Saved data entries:
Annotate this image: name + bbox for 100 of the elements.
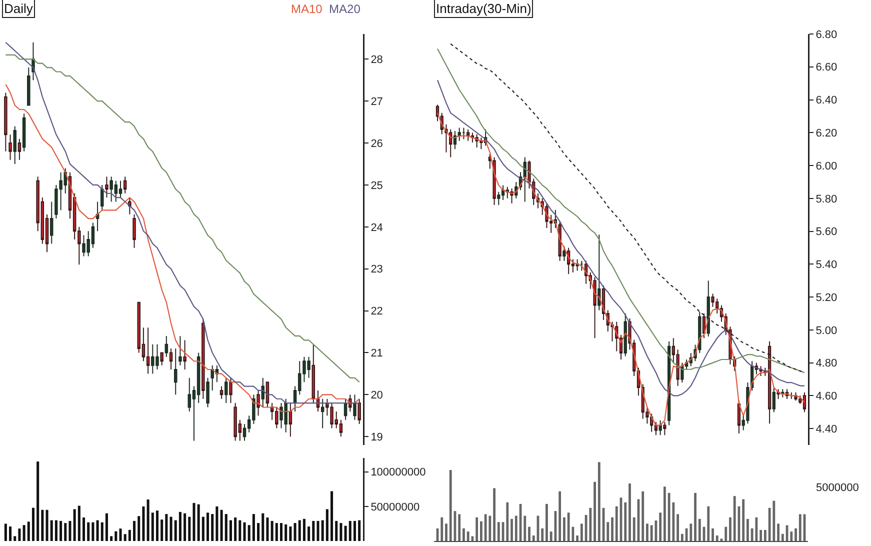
bar [532, 535, 535, 541]
bar [321, 520, 324, 541]
bar [142, 506, 145, 541]
bar [462, 528, 465, 541]
candlestick [706, 280, 710, 337]
candlestick [562, 246, 566, 262]
bar [133, 520, 136, 541]
candlestick [598, 234, 601, 311]
candlestick [462, 127, 466, 140]
bar [266, 517, 269, 541]
bar [216, 506, 218, 541]
bar [484, 514, 487, 541]
bar [742, 499, 745, 541]
bar [234, 517, 237, 541]
bar [92, 522, 94, 541]
y-tick-label: 6.60 [816, 62, 838, 74]
bar [275, 523, 278, 541]
bar [248, 525, 250, 541]
candlestick [776, 388, 780, 400]
bar [330, 491, 334, 541]
bar [488, 516, 492, 541]
bar [733, 496, 736, 541]
bar [312, 520, 315, 541]
bar [497, 522, 500, 541]
bar [646, 524, 648, 541]
candlestick [183, 340, 186, 370]
bar [294, 523, 296, 541]
candlestick [128, 197, 132, 215]
candlestick [123, 176, 127, 194]
bar [694, 492, 696, 541]
candlestick [96, 201, 100, 232]
candlestick [118, 180, 122, 198]
bar [755, 517, 758, 541]
bar [284, 524, 288, 541]
bar [206, 512, 210, 541]
y-tick-label: 5.40 [816, 259, 838, 272]
bar [78, 506, 80, 541]
bar [524, 516, 526, 541]
candlestick [358, 398, 361, 425]
candlestick [256, 390, 260, 416]
bar [611, 517, 614, 541]
y-tick-label: 6.40 [816, 94, 838, 107]
bar [707, 506, 710, 541]
bar [698, 518, 701, 541]
chart-title: Daily [4, 1, 34, 16]
y-tick-label: 24 [370, 222, 383, 234]
bar [480, 521, 482, 541]
bar [546, 504, 548, 541]
line-series [436, 112, 806, 426]
bar [449, 470, 452, 541]
bar [493, 488, 496, 541]
bar [60, 520, 62, 541]
bar [659, 512, 662, 541]
bar [174, 520, 177, 541]
text: 5000000 [816, 482, 859, 494]
bar [308, 526, 310, 541]
bar [760, 530, 762, 541]
candlestick [8, 134, 12, 160]
candlestick [169, 348, 173, 370]
bar [280, 523, 283, 541]
candlestick [312, 344, 316, 404]
bar [781, 534, 784, 541]
bar [64, 523, 67, 541]
bar [238, 520, 242, 541]
y-tick-label: 5.60 [816, 226, 838, 238]
bar [476, 517, 478, 541]
candlestick [576, 258, 579, 272]
bar [563, 517, 566, 541]
y-tick-label: 21 [370, 348, 383, 360]
candlestick [737, 400, 741, 434]
bar [50, 520, 53, 541]
bar [170, 516, 172, 541]
bar [114, 531, 118, 541]
bar [87, 522, 90, 541]
bar [197, 504, 200, 541]
candlestick [27, 67, 30, 106]
bar [668, 492, 670, 541]
bar [576, 535, 579, 541]
bar [68, 520, 72, 541]
candlestick [18, 138, 22, 160]
candlestick [105, 176, 108, 198]
bar [220, 510, 223, 541]
bar [82, 517, 86, 541]
bar [724, 526, 728, 541]
bar [676, 514, 679, 541]
candlestick [202, 318, 205, 400]
y-tick-label: 5.20 [816, 292, 838, 304]
candlestick [316, 390, 320, 412]
candlestick [261, 377, 264, 408]
bar [229, 520, 232, 541]
bar [663, 486, 666, 541]
bar [27, 522, 30, 541]
bar [764, 530, 766, 541]
candlestick [178, 335, 182, 366]
candlestick [288, 402, 292, 438]
bar [100, 522, 104, 541]
bar [690, 524, 692, 541]
bar [729, 517, 732, 541]
candlestick [506, 186, 509, 199]
bar [36, 461, 40, 541]
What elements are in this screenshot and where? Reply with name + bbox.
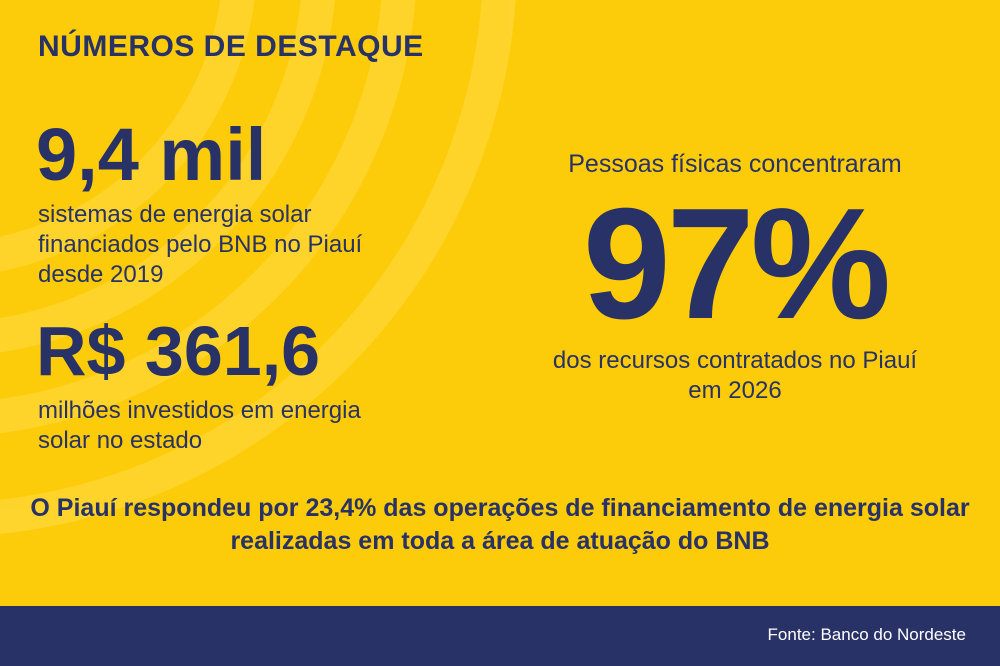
stat-systems-description: sistemas de energia solar financiados pe…: [38, 201, 363, 288]
highlight-stat-intro: Pessoas físicas concentraram: [568, 150, 902, 178]
stat-systems-value: 9,4 mil: [36, 113, 267, 196]
source-credit: Fonte: Banco do Nordeste: [767, 625, 966, 644]
highlight-stat-percent: 97%: [582, 176, 891, 352]
stat-investment-description: milhões investidos em energia solar no e…: [38, 397, 361, 454]
page-title: NÚMEROS DE DESTAQUE: [38, 30, 424, 63]
stat-investment-value: R$ 361,6: [36, 312, 321, 390]
highlight-stat-description: dos recursos contratados no Piauí em 202…: [552, 347, 918, 404]
footer-bar: Fonte: Banco do Nordeste: [0, 606, 1000, 666]
summary-text: O Piauí respondeu por 23,4% das operaçõe…: [30, 494, 970, 555]
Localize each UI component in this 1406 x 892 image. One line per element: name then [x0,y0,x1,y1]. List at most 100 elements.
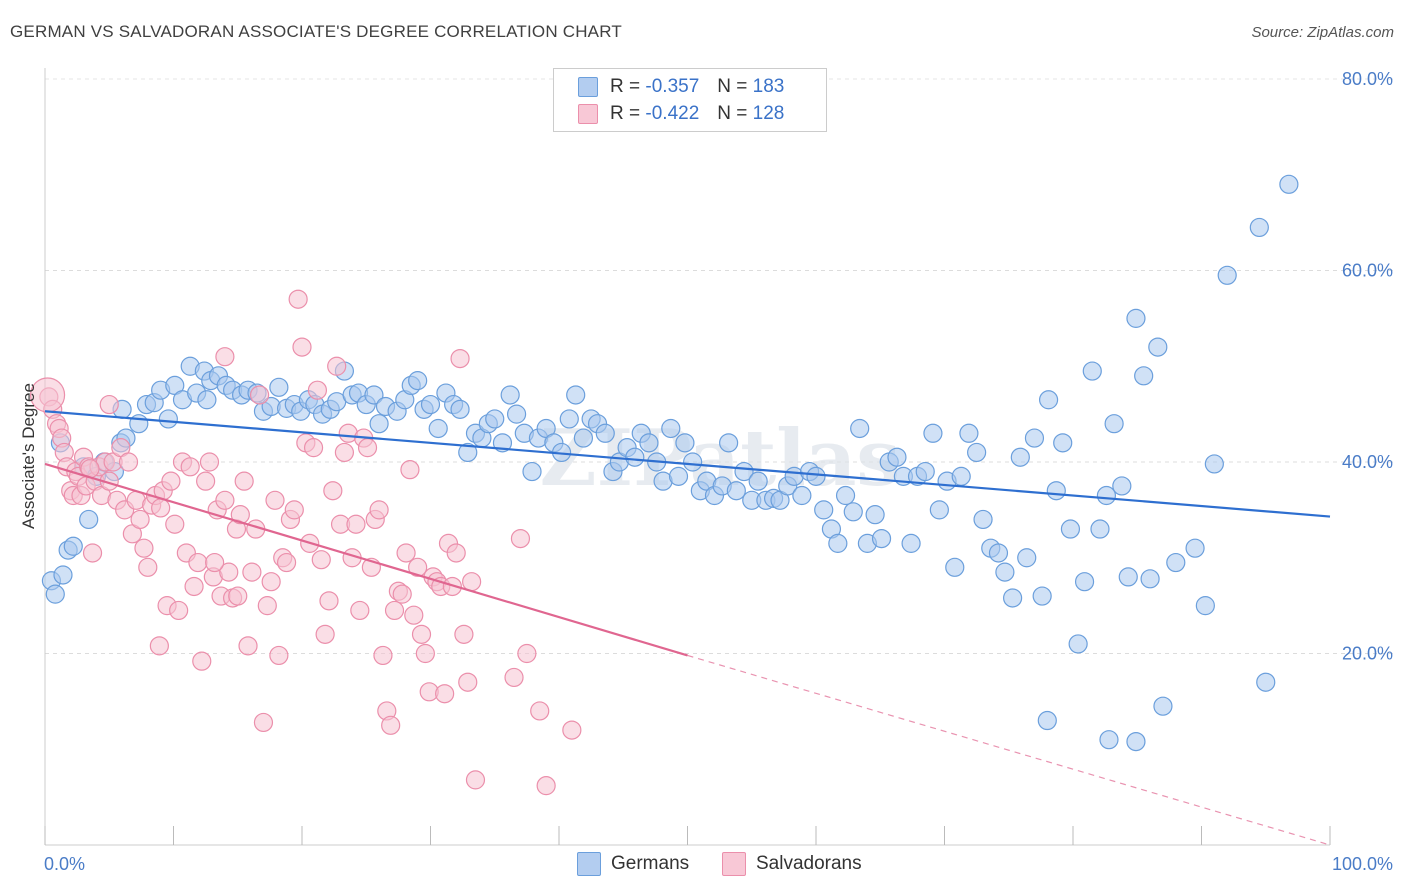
data-point [1017,548,1037,568]
data-point [1038,390,1059,410]
data-point [835,485,856,506]
data-point [625,447,645,467]
data-point [118,452,139,472]
data-point [396,543,416,563]
data-point [411,624,432,644]
legend-r-label: R = [610,103,641,124]
data-point [269,645,289,666]
data-point [500,385,520,405]
data-point [748,471,768,491]
data-point [1010,447,1030,467]
data-point [887,447,907,467]
data-point [346,514,366,534]
source-label: Source: ZipAtlas.com [1251,24,1394,41]
data-point [215,490,235,510]
data-point [1204,454,1224,474]
data-point [238,636,258,656]
data-point [315,624,335,644]
data-point [1217,265,1237,285]
data-point [234,471,254,491]
data-point [458,672,478,692]
data-point [435,684,455,704]
data-point [392,584,412,604]
data-point [442,576,462,597]
data-point [1126,308,1146,328]
legend-swatch-germans [578,77,598,97]
data-point [1249,217,1269,238]
y-tick-labels: 20.0% 40.0% 60.0% 80.0% [1342,69,1393,664]
data-point [450,348,470,369]
data-point [415,643,435,664]
trend-lines [44,410,1331,846]
data-point [1148,337,1168,357]
bottom-legend-germans: Germans [577,852,689,876]
data-point [180,457,200,477]
legend-swatch-salvadorans [578,104,598,124]
y-axis-title: Associate's Degree [19,383,38,529]
data-point [199,452,220,472]
data-point [192,651,212,671]
data-point [562,720,582,740]
data-point [288,289,308,309]
data-point [726,481,746,501]
bottom-legend-swatch-germans [577,852,601,876]
data-point [661,418,681,439]
data-point [465,770,486,790]
data-point [995,562,1015,582]
data-point [1090,519,1110,539]
data-point [1140,569,1160,589]
data-point [149,636,169,656]
data-point [369,414,389,434]
data-point [668,466,689,486]
data-point [404,605,424,625]
data-point [1279,174,1299,194]
x-tick-max: 100.0% [1332,854,1393,874]
data-point [384,600,405,621]
data-point [45,584,65,604]
legend-r-value-germans: -0.357 [645,76,700,97]
data-point [265,490,285,510]
data-point [929,500,949,520]
data-point [1082,361,1102,381]
data-point [205,552,225,573]
data-point [450,399,470,419]
data-point [420,394,441,415]
data-point [973,509,993,530]
data-point [1032,586,1052,606]
axes [44,68,1331,846]
data-point [197,390,217,410]
data-point [530,701,550,721]
data-point [130,509,150,530]
data-point [253,712,274,733]
data-point [284,500,304,520]
data-point [1074,572,1095,592]
data-point [219,562,239,582]
data-point [303,438,324,458]
chart-title: GERMAN VS SALVADORAN ASSOCIATE'S DEGREE … [10,22,622,41]
data-point [261,572,281,592]
data-point [806,466,826,486]
data-point [373,645,393,666]
data-point [1153,696,1173,716]
data-point [1096,485,1117,506]
data-point [381,715,401,735]
trend-line-salvadorans [44,462,688,657]
data-point [1024,428,1045,448]
data-point [151,498,171,518]
data-point [923,423,943,443]
data-point [1256,672,1276,692]
data-point [242,562,262,582]
legend-n-value-germans: 183 [752,76,785,97]
data-point [506,404,527,424]
german-points [41,174,1299,752]
data-point [1112,476,1132,496]
data-point [357,438,378,458]
data-point [428,418,448,439]
data-point [53,565,73,585]
data-point [1166,552,1186,573]
data-point [99,394,119,415]
data-point [1195,596,1215,616]
data-point [307,380,328,400]
data-point [595,423,615,443]
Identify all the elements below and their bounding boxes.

=== Task to complete ===
Reproduce the lines of the entries word for word, beginning with the line that contains "stat-systems-description: sistemas de" and ending with the line that contains "highlight-stat-percent: 97%: [582, 176, 891, 352]".

=== Response ===
stat-systems-description: sistemas de energia solar financiados pe…: [38, 201, 363, 288]
highlight-stat-intro: Pessoas físicas concentraram: [568, 150, 902, 178]
stat-systems-value: 9,4 mil: [36, 113, 267, 196]
source-credit: Fonte: Banco do Nordeste: [767, 625, 966, 644]
highlight-stat-percent: 97%: [582, 176, 891, 352]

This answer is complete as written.